OBJECTIVE
Everything in the data should be repeated exactly, save for the images.

>> start DATASET CONTENT

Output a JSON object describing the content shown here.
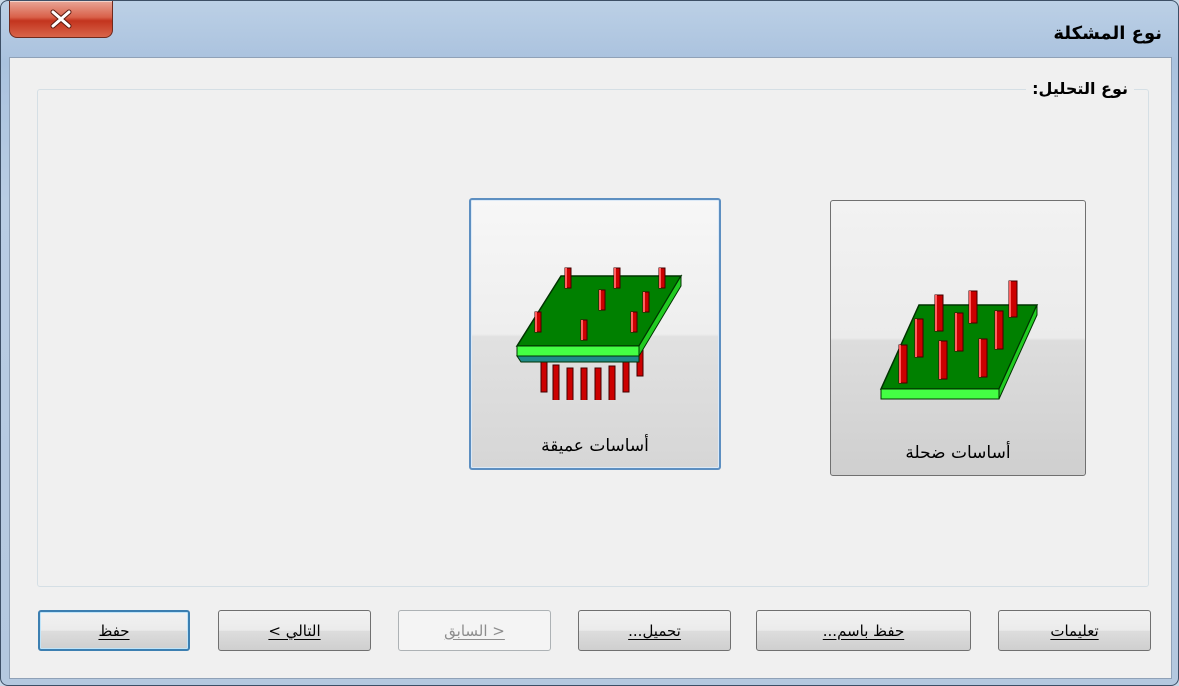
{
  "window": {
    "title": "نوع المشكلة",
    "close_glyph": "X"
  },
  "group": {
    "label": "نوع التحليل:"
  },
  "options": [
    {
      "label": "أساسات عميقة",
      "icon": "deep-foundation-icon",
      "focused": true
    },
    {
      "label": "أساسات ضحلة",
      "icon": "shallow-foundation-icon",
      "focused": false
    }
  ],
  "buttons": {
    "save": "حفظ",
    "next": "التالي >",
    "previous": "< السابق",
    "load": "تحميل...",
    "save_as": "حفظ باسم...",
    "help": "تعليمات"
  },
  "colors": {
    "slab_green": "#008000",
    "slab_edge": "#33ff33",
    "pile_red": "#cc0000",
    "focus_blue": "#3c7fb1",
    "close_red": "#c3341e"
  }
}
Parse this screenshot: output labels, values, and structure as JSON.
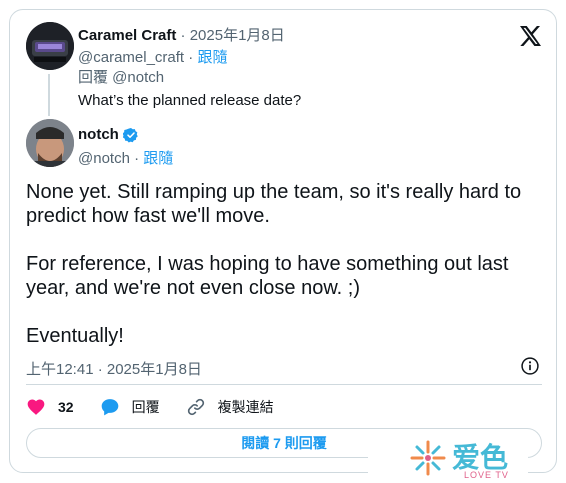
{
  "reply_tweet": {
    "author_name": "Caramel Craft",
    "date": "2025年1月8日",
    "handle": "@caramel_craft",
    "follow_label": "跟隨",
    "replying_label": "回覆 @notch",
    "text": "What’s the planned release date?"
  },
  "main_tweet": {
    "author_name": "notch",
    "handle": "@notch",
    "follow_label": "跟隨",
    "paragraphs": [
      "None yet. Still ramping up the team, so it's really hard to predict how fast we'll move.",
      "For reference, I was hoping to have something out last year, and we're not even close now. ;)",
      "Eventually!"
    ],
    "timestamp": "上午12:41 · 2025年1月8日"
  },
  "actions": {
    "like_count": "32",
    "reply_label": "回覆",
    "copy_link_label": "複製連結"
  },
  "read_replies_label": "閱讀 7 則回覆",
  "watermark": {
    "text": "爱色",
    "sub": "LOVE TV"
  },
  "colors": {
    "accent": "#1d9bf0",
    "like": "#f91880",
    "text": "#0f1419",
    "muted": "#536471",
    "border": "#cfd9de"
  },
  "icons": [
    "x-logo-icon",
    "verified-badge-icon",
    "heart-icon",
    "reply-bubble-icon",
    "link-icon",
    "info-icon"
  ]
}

>> end DATASET CONTENT

SOLUTION TO THE EXERCISE
Output a JSON object describing the content shown here.
{
  "window": {
    "title": "نوع المشكلة",
    "close_glyph": "X"
  },
  "group": {
    "label": "نوع التحليل:"
  },
  "options": [
    {
      "label": "أساسات عميقة",
      "icon": "deep-foundation-icon",
      "focused": true
    },
    {
      "label": "أساسات ضحلة",
      "icon": "shallow-foundation-icon",
      "focused": false
    }
  ],
  "buttons": {
    "save": "حفظ",
    "next": "التالي >",
    "previous": "< السابق",
    "load": "تحميل...",
    "save_as": "حفظ باسم...",
    "help": "تعليمات"
  },
  "colors": {
    "slab_green": "#008000",
    "slab_edge": "#33ff33",
    "pile_red": "#cc0000",
    "focus_blue": "#3c7fb1",
    "close_red": "#c3341e"
  }
}
Parse this screenshot: output labels, values, and structure as JSON.
{
  "reply_tweet": {
    "author_name": "Caramel Craft",
    "date": "2025年1月8日",
    "handle": "@caramel_craft",
    "follow_label": "跟隨",
    "replying_label": "回覆 @notch",
    "text": "What’s the planned release date?"
  },
  "main_tweet": {
    "author_name": "notch",
    "handle": "@notch",
    "follow_label": "跟隨",
    "paragraphs": [
      "None yet. Still ramping up the team, so it's really hard to predict how fast we'll move.",
      "For reference, I was hoping to have something out last year, and we're not even close now. ;)",
      "Eventually!"
    ],
    "timestamp": "上午12:41 · 2025年1月8日"
  },
  "actions": {
    "like_count": "32",
    "reply_label": "回覆",
    "copy_link_label": "複製連結"
  },
  "read_replies_label": "閱讀 7 則回覆",
  "watermark": {
    "text": "爱色",
    "sub": "LOVE TV"
  },
  "colors": {
    "accent": "#1d9bf0",
    "like": "#f91880",
    "text": "#0f1419",
    "muted": "#536471",
    "border": "#cfd9de"
  },
  "icons": [
    "x-logo-icon",
    "verified-badge-icon",
    "heart-icon",
    "reply-bubble-icon",
    "link-icon",
    "info-icon"
  ]
}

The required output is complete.